Search the records for the line with "Extract the structured". Output that line and each line after it, exactly, and stop at the end; omit pictures.

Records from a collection
'''

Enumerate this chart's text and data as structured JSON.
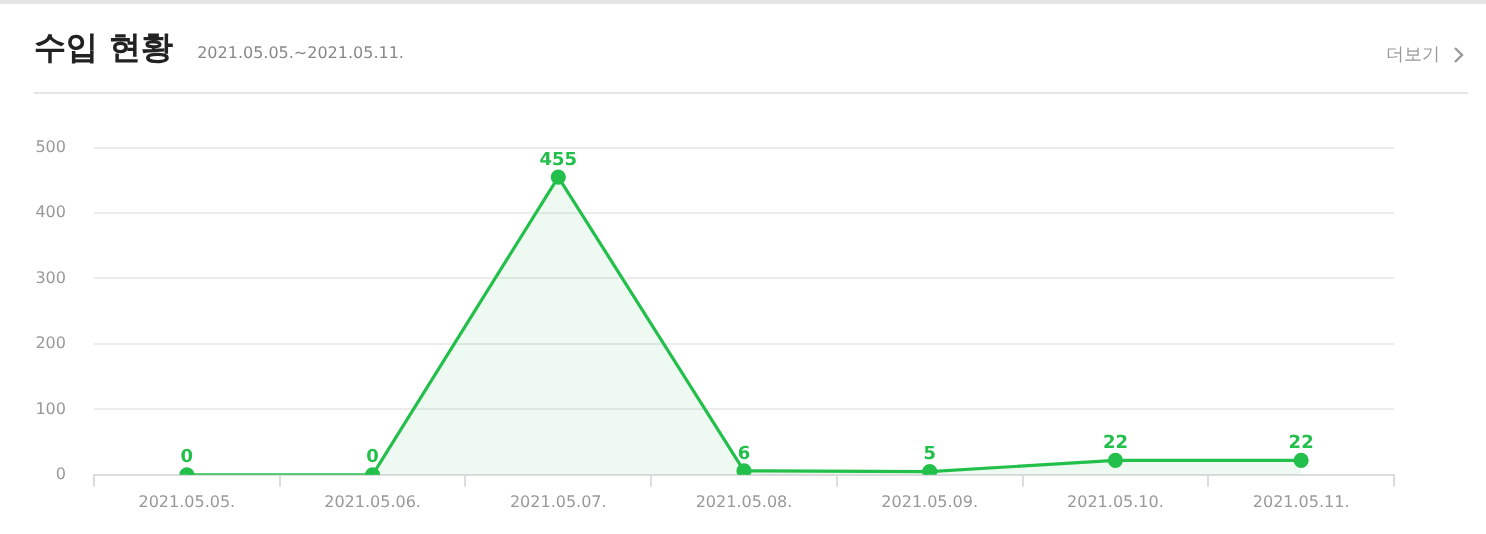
{
  "chart_data": {
    "type": "area",
    "title": "수입 현황",
    "subtitle": "2021.05.05.~2021.05.11.",
    "annotations": [
      "더보기"
    ],
    "categories": [
      "2021.05.05.",
      "2021.05.06.",
      "2021.05.07.",
      "2021.05.08.",
      "2021.05.09.",
      "2021.05.10.",
      "2021.05.11."
    ],
    "values": [
      0,
      0,
      455,
      6,
      5,
      22,
      22
    ],
    "color": "#22c04b",
    "ylim": [
      0,
      500
    ],
    "yticks": [
      0,
      100,
      200,
      300,
      400,
      500
    ],
    "grid": "y",
    "marker": "circle",
    "data_labels": true,
    "legend": false
  }
}
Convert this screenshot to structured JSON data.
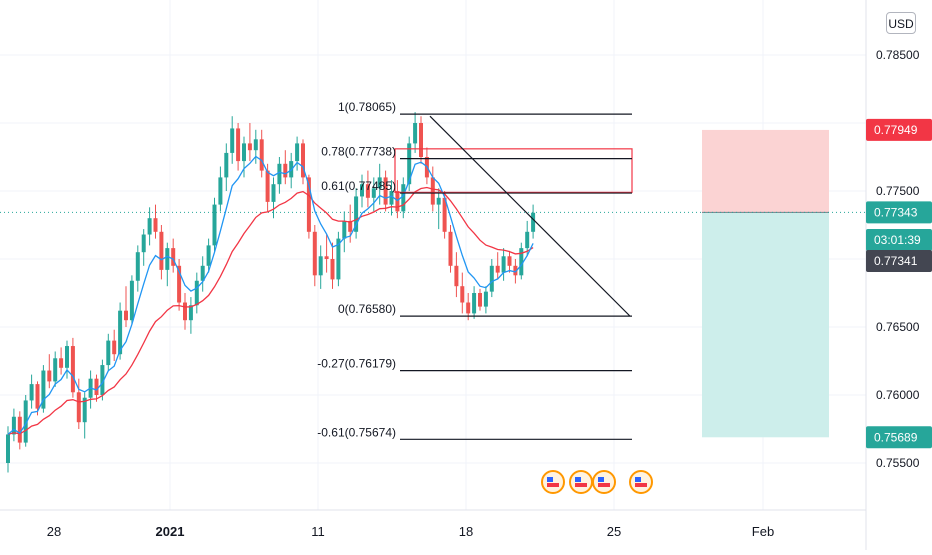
{
  "header": {
    "currency": "USD"
  },
  "chart_data": {
    "type": "candlestick",
    "title": "",
    "y_ticks": [
      "0.78500",
      "0.77500",
      "0.76500",
      "0.76000",
      "0.75500"
    ],
    "y_tick_values": [
      0.785,
      0.775,
      0.765,
      0.76,
      0.755
    ],
    "x_ticks": [
      "28",
      "2021",
      "11",
      "18",
      "25",
      "Feb"
    ],
    "price_badges": [
      {
        "label": "0.77949",
        "value": 0.77949,
        "color": "#f23645"
      },
      {
        "label": "0.77343",
        "value": 0.77343,
        "color": "#26a69a"
      },
      {
        "label": "03:01:39",
        "value": 0.7714,
        "color": "#26a69a"
      },
      {
        "label": "0.77341",
        "value": 0.76985,
        "color": "#434651"
      },
      {
        "label": "0.75689",
        "value": 0.75689,
        "color": "#26a69a"
      }
    ],
    "current_price": 0.77343,
    "fib_levels": [
      {
        "label": "1(0.78065)",
        "value": 0.78065
      },
      {
        "label": "0.78(0.77738)",
        "value": 0.77738
      },
      {
        "label": "0.61(0.77485)",
        "value": 0.77485
      },
      {
        "label": "0(0.76580)",
        "value": 0.7658
      },
      {
        "label": "-0.27(0.76179)",
        "value": 0.76179
      },
      {
        "label": "-0.61(0.75674)",
        "value": 0.75674
      }
    ],
    "supply_zone": {
      "top": 0.7781,
      "bottom": 0.7749
    },
    "position_tool": {
      "entry": 0.77343,
      "stop": 0.77949,
      "target": 0.75689
    },
    "trend_line": {
      "from": 0.7805,
      "to": 0.7658
    },
    "ma_colors": {
      "fast": "#2196f3",
      "slow": "#f23645"
    },
    "colors": {
      "up": "#26a69a",
      "down": "#ef5350",
      "stop_zone": "#fbd3d3",
      "target_zone": "#cdeeeb"
    },
    "candles": [
      [
        0.755,
        0.7577,
        0.7543,
        0.7571
      ],
      [
        0.7571,
        0.759,
        0.7566,
        0.7584
      ],
      [
        0.7584,
        0.7588,
        0.756,
        0.7565
      ],
      [
        0.7565,
        0.76,
        0.7562,
        0.7596
      ],
      [
        0.7596,
        0.7615,
        0.759,
        0.7608
      ],
      [
        0.7608,
        0.761,
        0.7585,
        0.759
      ],
      [
        0.759,
        0.7622,
        0.7587,
        0.7618
      ],
      [
        0.7618,
        0.763,
        0.7605,
        0.761
      ],
      [
        0.761,
        0.7632,
        0.7606,
        0.7627
      ],
      [
        0.7627,
        0.7635,
        0.7615,
        0.762
      ],
      [
        0.762,
        0.764,
        0.7612,
        0.7636
      ],
      [
        0.7636,
        0.7642,
        0.7598,
        0.7602
      ],
      [
        0.7602,
        0.7612,
        0.7575,
        0.758
      ],
      [
        0.758,
        0.7602,
        0.7568,
        0.7598
      ],
      [
        0.7598,
        0.7618,
        0.759,
        0.7612
      ],
      [
        0.7612,
        0.7615,
        0.7595,
        0.76
      ],
      [
        0.76,
        0.7626,
        0.7596,
        0.7622
      ],
      [
        0.7622,
        0.7645,
        0.7618,
        0.764
      ],
      [
        0.764,
        0.7648,
        0.7625,
        0.763
      ],
      [
        0.763,
        0.7668,
        0.7626,
        0.7662
      ],
      [
        0.7662,
        0.768,
        0.765,
        0.7655
      ],
      [
        0.7655,
        0.7688,
        0.7652,
        0.7684
      ],
      [
        0.7684,
        0.771,
        0.7676,
        0.7705
      ],
      [
        0.7705,
        0.7722,
        0.7695,
        0.7718
      ],
      [
        0.7718,
        0.7738,
        0.771,
        0.773
      ],
      [
        0.773,
        0.774,
        0.7715,
        0.772
      ],
      [
        0.772,
        0.7725,
        0.7685,
        0.7692
      ],
      [
        0.7692,
        0.7712,
        0.768,
        0.7708
      ],
      [
        0.7708,
        0.7715,
        0.769,
        0.7695
      ],
      [
        0.7695,
        0.77,
        0.7662,
        0.7668
      ],
      [
        0.7668,
        0.7675,
        0.7648,
        0.7655
      ],
      [
        0.7655,
        0.7672,
        0.7645,
        0.7666
      ],
      [
        0.7666,
        0.769,
        0.766,
        0.7684
      ],
      [
        0.7684,
        0.7702,
        0.7676,
        0.7695
      ],
      [
        0.7695,
        0.7715,
        0.769,
        0.771
      ],
      [
        0.771,
        0.7745,
        0.7705,
        0.774
      ],
      [
        0.774,
        0.7768,
        0.7735,
        0.776
      ],
      [
        0.776,
        0.7785,
        0.775,
        0.7778
      ],
      [
        0.7778,
        0.7805,
        0.777,
        0.7796
      ],
      [
        0.7796,
        0.78,
        0.7765,
        0.7772
      ],
      [
        0.7772,
        0.779,
        0.776,
        0.7785
      ],
      [
        0.7785,
        0.78,
        0.7772,
        0.778
      ],
      [
        0.778,
        0.7795,
        0.777,
        0.7788
      ],
      [
        0.7788,
        0.7795,
        0.776,
        0.7765
      ],
      [
        0.7765,
        0.777,
        0.7735,
        0.7742
      ],
      [
        0.7742,
        0.776,
        0.773,
        0.7755
      ],
      [
        0.7755,
        0.7775,
        0.7748,
        0.777
      ],
      [
        0.777,
        0.778,
        0.7755,
        0.776
      ],
      [
        0.776,
        0.7778,
        0.7752,
        0.7772
      ],
      [
        0.7772,
        0.779,
        0.7765,
        0.7785
      ],
      [
        0.7785,
        0.7788,
        0.7755,
        0.776
      ],
      [
        0.776,
        0.7762,
        0.7715,
        0.772
      ],
      [
        0.772,
        0.7725,
        0.768,
        0.7688
      ],
      [
        0.7688,
        0.771,
        0.7678,
        0.7702
      ],
      [
        0.7702,
        0.7718,
        0.769,
        0.77
      ],
      [
        0.77,
        0.7712,
        0.7678,
        0.7685
      ],
      [
        0.7685,
        0.772,
        0.768,
        0.7715
      ],
      [
        0.7715,
        0.7735,
        0.7705,
        0.7728
      ],
      [
        0.7728,
        0.774,
        0.7712,
        0.772
      ],
      [
        0.772,
        0.7752,
        0.7715,
        0.7746
      ],
      [
        0.7746,
        0.7762,
        0.7738,
        0.7755
      ],
      [
        0.7755,
        0.7765,
        0.7738,
        0.7745
      ],
      [
        0.7745,
        0.776,
        0.7735,
        0.7752
      ],
      [
        0.7752,
        0.777,
        0.774,
        0.776
      ],
      [
        0.776,
        0.7765,
        0.7735,
        0.774
      ],
      [
        0.774,
        0.7758,
        0.7732,
        0.775
      ],
      [
        0.775,
        0.7758,
        0.773,
        0.7735
      ],
      [
        0.7735,
        0.776,
        0.773,
        0.7755
      ],
      [
        0.7755,
        0.779,
        0.775,
        0.7785
      ],
      [
        0.7785,
        0.7808,
        0.7778,
        0.78
      ],
      [
        0.78,
        0.7805,
        0.777,
        0.7775
      ],
      [
        0.7775,
        0.7782,
        0.7755,
        0.776
      ],
      [
        0.776,
        0.7768,
        0.7735,
        0.774
      ],
      [
        0.774,
        0.7752,
        0.7722,
        0.7745
      ],
      [
        0.7745,
        0.775,
        0.7715,
        0.772
      ],
      [
        0.772,
        0.7725,
        0.769,
        0.7695
      ],
      [
        0.7695,
        0.7705,
        0.7672,
        0.768
      ],
      [
        0.768,
        0.769,
        0.766,
        0.7668
      ],
      [
        0.7668,
        0.7675,
        0.7655,
        0.766
      ],
      [
        0.766,
        0.768,
        0.7656,
        0.7675
      ],
      [
        0.7675,
        0.7678,
        0.7662,
        0.7665
      ],
      [
        0.7665,
        0.768,
        0.766,
        0.7676
      ],
      [
        0.7676,
        0.77,
        0.7672,
        0.7695
      ],
      [
        0.7695,
        0.7705,
        0.7685,
        0.769
      ],
      [
        0.769,
        0.7708,
        0.7684,
        0.7702
      ],
      [
        0.7702,
        0.7706,
        0.769,
        0.7695
      ],
      [
        0.7695,
        0.77,
        0.7682,
        0.7688
      ],
      [
        0.7688,
        0.7712,
        0.7685,
        0.7708
      ],
      [
        0.7708,
        0.7728,
        0.7702,
        0.772
      ],
      [
        0.772,
        0.774,
        0.7715,
        0.7734
      ]
    ]
  }
}
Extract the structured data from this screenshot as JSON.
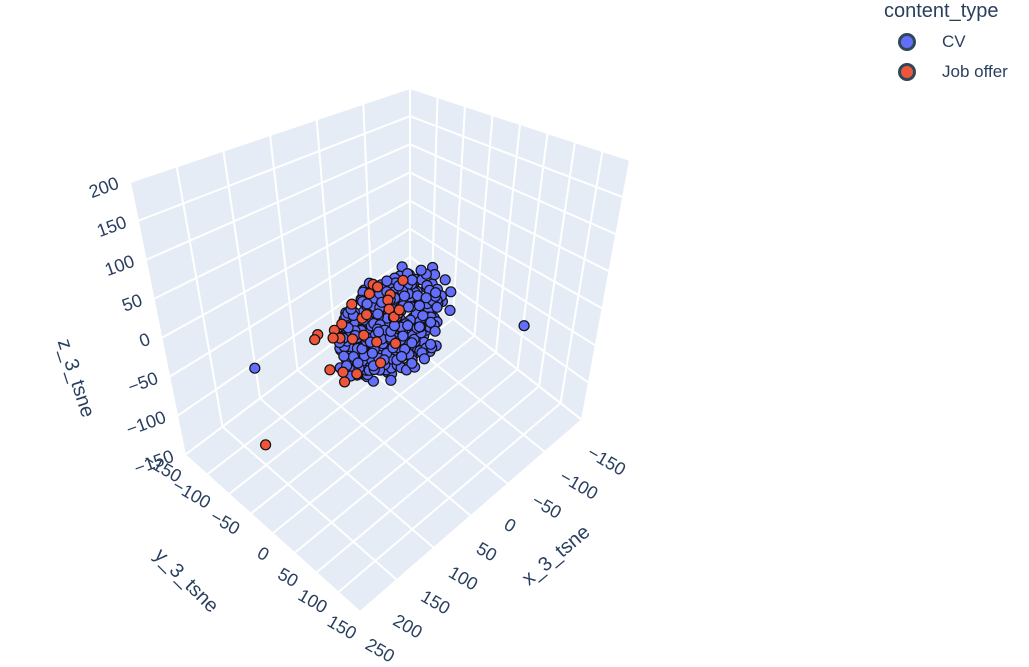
{
  "chart_data": {
    "type": "scatter",
    "dimensions": 3,
    "x_axis": {
      "title": "x_3_tsne",
      "ticks": [
        "−150",
        "−100",
        "−50",
        "0",
        "50",
        "100",
        "150",
        "200",
        "250"
      ],
      "range": [
        -150,
        250
      ]
    },
    "y_axis": {
      "title": "y_3_tsne",
      "ticks": [
        "−150",
        "−100",
        "−50",
        "0",
        "50",
        "100",
        "150"
      ],
      "range": [
        -150,
        150
      ]
    },
    "z_axis": {
      "title": "z_3_tsne",
      "ticks": [
        "−150",
        "−100",
        "−50",
        "0",
        "50",
        "100",
        "150",
        "200"
      ],
      "range": [
        -150,
        200
      ]
    },
    "grid": true,
    "legend": {
      "title": "content_type",
      "placement": "top-right",
      "items": [
        {
          "label": "CV",
          "color": "#636efa"
        },
        {
          "label": "Job offer",
          "color": "#ef553b"
        }
      ]
    },
    "series": [
      {
        "name": "CV",
        "color": "#636efa",
        "approx_point_count": 380
      },
      {
        "name": "Job offer",
        "color": "#ef553b",
        "approx_point_count": 28
      }
    ]
  }
}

'''

Solution to this task >>
Extract the structured data from this screenshot as JSON.
{
  "chart_data": {
    "type": "scatter",
    "dimensions": 3,
    "x_axis": {
      "title": "x_3_tsne",
      "ticks": [
        "−150",
        "−100",
        "−50",
        "0",
        "50",
        "100",
        "150",
        "200",
        "250"
      ],
      "range": [
        -150,
        250
      ]
    },
    "y_axis": {
      "title": "y_3_tsne",
      "ticks": [
        "−150",
        "−100",
        "−50",
        "0",
        "50",
        "100",
        "150"
      ],
      "range": [
        -150,
        150
      ]
    },
    "z_axis": {
      "title": "z_3_tsne",
      "ticks": [
        "−150",
        "−100",
        "−50",
        "0",
        "50",
        "100",
        "150",
        "200"
      ],
      "range": [
        -150,
        200
      ]
    },
    "grid": true,
    "legend": {
      "title": "content_type",
      "placement": "top-right",
      "items": [
        {
          "label": "CV",
          "color": "#636efa"
        },
        {
          "label": "Job offer",
          "color": "#ef553b"
        }
      ]
    },
    "series": [
      {
        "name": "CV",
        "color": "#636efa",
        "approx_point_count": 380
      },
      {
        "name": "Job offer",
        "color": "#ef553b",
        "approx_point_count": 28
      }
    ]
  }
}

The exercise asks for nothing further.